Document —

▬▬▬▬▬▬

From the Unbound Book Festival each spring to one-off author events throughout the year, homegrown texts to wide access to the literary world through the Daniel Boone Regional Library system, our collective nose stays in a book.

It seems, then, that Book Lovers Day — coming up Wednesday, Aug. 9 — would be the most natural occasion for our college town to celebrate. But where to get started when so many books await? Here are just five of many possible ways you can mark the holiday.

1. Read a page-turning mystery

A wealth of new, gripping mysteries live on bookstore and library shelves. In S.A. Cosby's "All the Sinners Bleed," gnarled roots of brutality and racism twist through a Virginia county. What starts with a school shooting becomes a fevered manhunt for a serial killer as Titus Crown, the county's first-ever Black sheriff, stares down demons past and present.

An American master, Dennis Lehane returns with "Small Mercies," a searing slice of life in 1974 Boston. The "Mystic River" and "Gone Baby Gone" novelist follows a working-class mother as she searches for her missing daughter and runs headlong into made men, the drug trade and uncomfortable realities around race and the prospect of school integration.

"Small Mercies"
"Small Mercies"

"Crook Manifesto" is Colson Whitehead's second trek into the world of furniture store owner/sometimes fence Ray Carney (2021's fabulous "Harlem Shuffle"). Also staked to the '70s, "Crook Manifesto" bobs and weaves around New York City's boroughs with an idiosyncratic cast of characters but keeps Carney as its beating heart. The two-time Pulitzer winner takes the essential structure and feel of a genre novel, then does what no other writer could. Something as simple as a criminal enforcer's philosophy of wearing socks gives Whitehead's work a wholly original spirit.

▬▬▬▬▬▬

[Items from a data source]
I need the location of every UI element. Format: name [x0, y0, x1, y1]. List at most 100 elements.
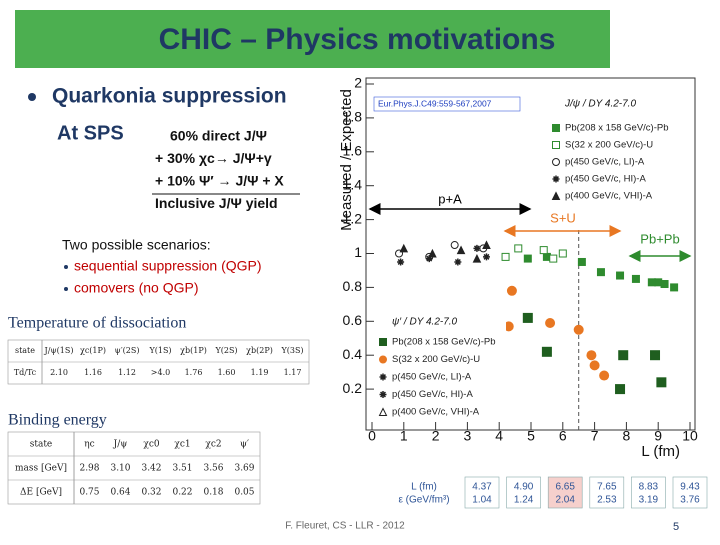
y-tick-label: 1.2	[343, 210, 363, 226]
legend-marker	[379, 338, 387, 346]
table-cell: state	[30, 440, 53, 450]
y-tick-label: 1	[354, 244, 362, 260]
dissociation-table: state J/ψ(1S) χc(1P) ψ′(2S) Υ(1S) χb(1P) Υ(2S)…	[7, 339, 310, 385]
conditions-cell	[589, 476, 625, 509]
table-cell: 0.05	[234, 488, 254, 498]
reference: Eur.Phys.J.C49:559-567,2007	[378, 98, 492, 108]
conditions-value: 1.04	[472, 495, 492, 506]
legend-label: S(32 x 200 GeV/c)-U	[565, 140, 653, 151]
table-cell: >4.0	[151, 368, 170, 377]
conditions-label: L (fm)	[411, 482, 437, 493]
marker	[450, 241, 459, 250]
x-tick-label: 3	[464, 428, 472, 444]
table-cell: ηc	[84, 440, 94, 450]
table-cell: 1.60	[218, 368, 236, 377]
conditions-table: L (fm) ε (GeV/fm³) 4.37 1.04 4.90 1.24 6.65 2.0…	[398, 476, 708, 509]
table-cell: J/ψ	[113, 440, 128, 450]
page-number: 5	[673, 521, 679, 533]
marker	[573, 324, 584, 335]
legend-marker	[379, 373, 387, 381]
binding-table: state ηc J/ψ χc0 χc1 χc2 ψ′ mass [GeV] 2.98 3.10 3…	[7, 431, 261, 505]
legend-marker	[552, 124, 560, 132]
table-cell: 3.56	[203, 464, 223, 474]
conditions-cell	[547, 476, 583, 509]
y-tick-label: 0.4	[343, 346, 363, 362]
table-cell: mass [GeV]	[15, 464, 67, 474]
x-tick-label: 6	[559, 428, 567, 444]
table-cell: Υ(2S)	[214, 346, 237, 355]
x-tick-label: 2	[432, 428, 440, 444]
x-tick-label: 7	[591, 428, 599, 444]
legend-label: Pb(208 x 158 GeV/c)-Pb	[565, 123, 669, 134]
legend-label: p(450 GeV/c, HI)-A	[565, 174, 646, 185]
marker	[656, 377, 667, 388]
conditions-value: 8.83	[639, 482, 659, 493]
x-axis-label: L (fm)	[641, 443, 680, 460]
scenario: comovers (no QGP)	[74, 280, 198, 296]
marker	[523, 254, 532, 263]
marker	[618, 350, 629, 361]
marker	[522, 312, 533, 323]
legend-label: p(400 GeV/c, VHI)-A	[392, 407, 480, 418]
feed-down: 60% direct J/Ψ + 30% χc→ J/Ψ+γ + 10% Ψ′ → …	[155, 128, 284, 212]
marker	[615, 384, 626, 395]
marker	[506, 285, 517, 296]
reference-box	[373, 96, 521, 112]
marker	[514, 244, 523, 253]
footer: F. Fleuret, CS - LLR - 2012	[285, 521, 405, 532]
legend-marker	[552, 175, 560, 183]
table-cell: χc2	[205, 440, 221, 450]
table-cell: 3.69	[234, 464, 254, 474]
legend-marker	[551, 191, 561, 200]
marker	[577, 257, 586, 266]
conditions-value: 2.04	[555, 495, 575, 506]
table-cell: 1.16	[84, 368, 102, 377]
marker	[501, 252, 510, 261]
marker	[549, 254, 558, 263]
table-cell: 0.22	[172, 488, 192, 498]
table-cell: χc1	[174, 440, 190, 450]
bullet-dot	[28, 93, 36, 101]
bullet-text: Quarkonia suppression	[52, 85, 287, 108]
plot: Measured / Expected L (fm) 0.2 0.4 0.6 0.8 1 1.…	[338, 75, 698, 460]
conditions-value: 1.24	[514, 495, 534, 506]
marker	[558, 249, 567, 258]
legend-label: p(450 GeV/c, LI)-A	[565, 157, 645, 168]
legend-title: J/ψ / DY 4.2-7.0	[564, 99, 636, 110]
legend-marker	[378, 407, 388, 416]
table-frame	[7, 431, 261, 505]
legend-marker	[552, 158, 560, 166]
subheading: At SPS	[57, 122, 124, 144]
table-cell: state	[15, 346, 35, 355]
y-tick-label: 1.8	[343, 109, 363, 125]
table-cell: 3.10	[110, 464, 130, 474]
conditions-value: 3.19	[639, 495, 659, 506]
table-cell: 0.18	[203, 488, 223, 498]
conditions-value: 4.37	[472, 482, 492, 493]
marker	[541, 346, 552, 357]
feed-down-line: 60% direct J/Ψ	[170, 128, 267, 144]
conditions-cell	[631, 476, 666, 509]
marker	[596, 268, 605, 277]
conditions-value: 7.65	[597, 482, 617, 493]
marker	[399, 243, 409, 253]
y-tick-label: 0.6	[343, 312, 363, 328]
y-tick-label: 1.6	[343, 143, 363, 159]
x-tick-label: 1	[400, 428, 408, 444]
x-tick-label: 10	[682, 428, 698, 444]
conditions-value: 6.65	[555, 482, 575, 493]
legend-marker	[379, 355, 387, 364]
slide-title: CHIC – Physics motivations	[159, 23, 556, 56]
legend-label: Pb(208 x 158 GeV/c)-Pb	[392, 337, 496, 348]
legend-marker	[379, 391, 387, 398]
marker	[482, 240, 491, 250]
bullet-dot	[64, 265, 68, 269]
marker	[599, 370, 610, 381]
table-cell: 1.17	[284, 368, 302, 377]
scenario: sequential suppression (QGP)	[74, 258, 262, 274]
marker	[454, 258, 462, 266]
table-cell: J/ψ(1S)	[44, 346, 74, 355]
y-tick-label: 1.4	[343, 176, 363, 192]
table-cell: χb(1P)	[180, 346, 207, 355]
feed-down-line: Inclusive J/Ψ yield	[155, 195, 278, 211]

▬▬▬▬▬▬

Set tasks —
- a) Decide whether each statement agrees with the Book Lovers Day article: (i) Book Lovers Day falls on Wednesday, Aug. 9. (ii) "Small Mercies" is set in 1974 Boston. (iii) "Crook Manifesto" is set in Boston. Answer yes or no for each, quoting the words of the article that decide it.
- b) Write the next part of the Book Lovers Day article, picking up right after its final sentence.

Results of the tasks —
- a)
(i) Yes: "Book Lovers Day — coming up Wednesday, Aug. 9"
(ii) Yes: "a searing slice of life in 1974 Boston"
(iii) No: "bobs and weaves around New York City's boroughs"

- b)
2. Delve into the work of past and present Missouri poet laureates

Walter Bargen's "Too Late to Turn Back" features art from Columbia's Mike Sleadd
Walter Bargen's "Too Late to Turn Back" features art from Columbia's Mike Sleadd

Missouri's lineage of poet laureates is deep, their work measured in fathoms.

You could revisit the first of their kind with "Too Late to Turn Back," the new collection from inaugural poet laureate (and mid-Missouri treasure) Walter Bargen; or dig into newly-minted laureate David Harrison's catalog with a book like 2021's "The Dirt Book: Poems About Animals That Live Beneath Our Feet."

Other collections from past poets laureate include:

David Clewell, "Almost Nothing to be Scared Of"

William Trowbridge, "Call Me Fool"

Aliki Barnstone, "Dwelling"

Karen Craigo, "Passing Through Humansville"

Maryfrances Wagner, "Solving for X"

3. Spend time with other excellent 2023 reads

Eight months in, 2023 has more than proved itself a strong year in literature. Make time to crease the spine on a few gems from earlier in the year.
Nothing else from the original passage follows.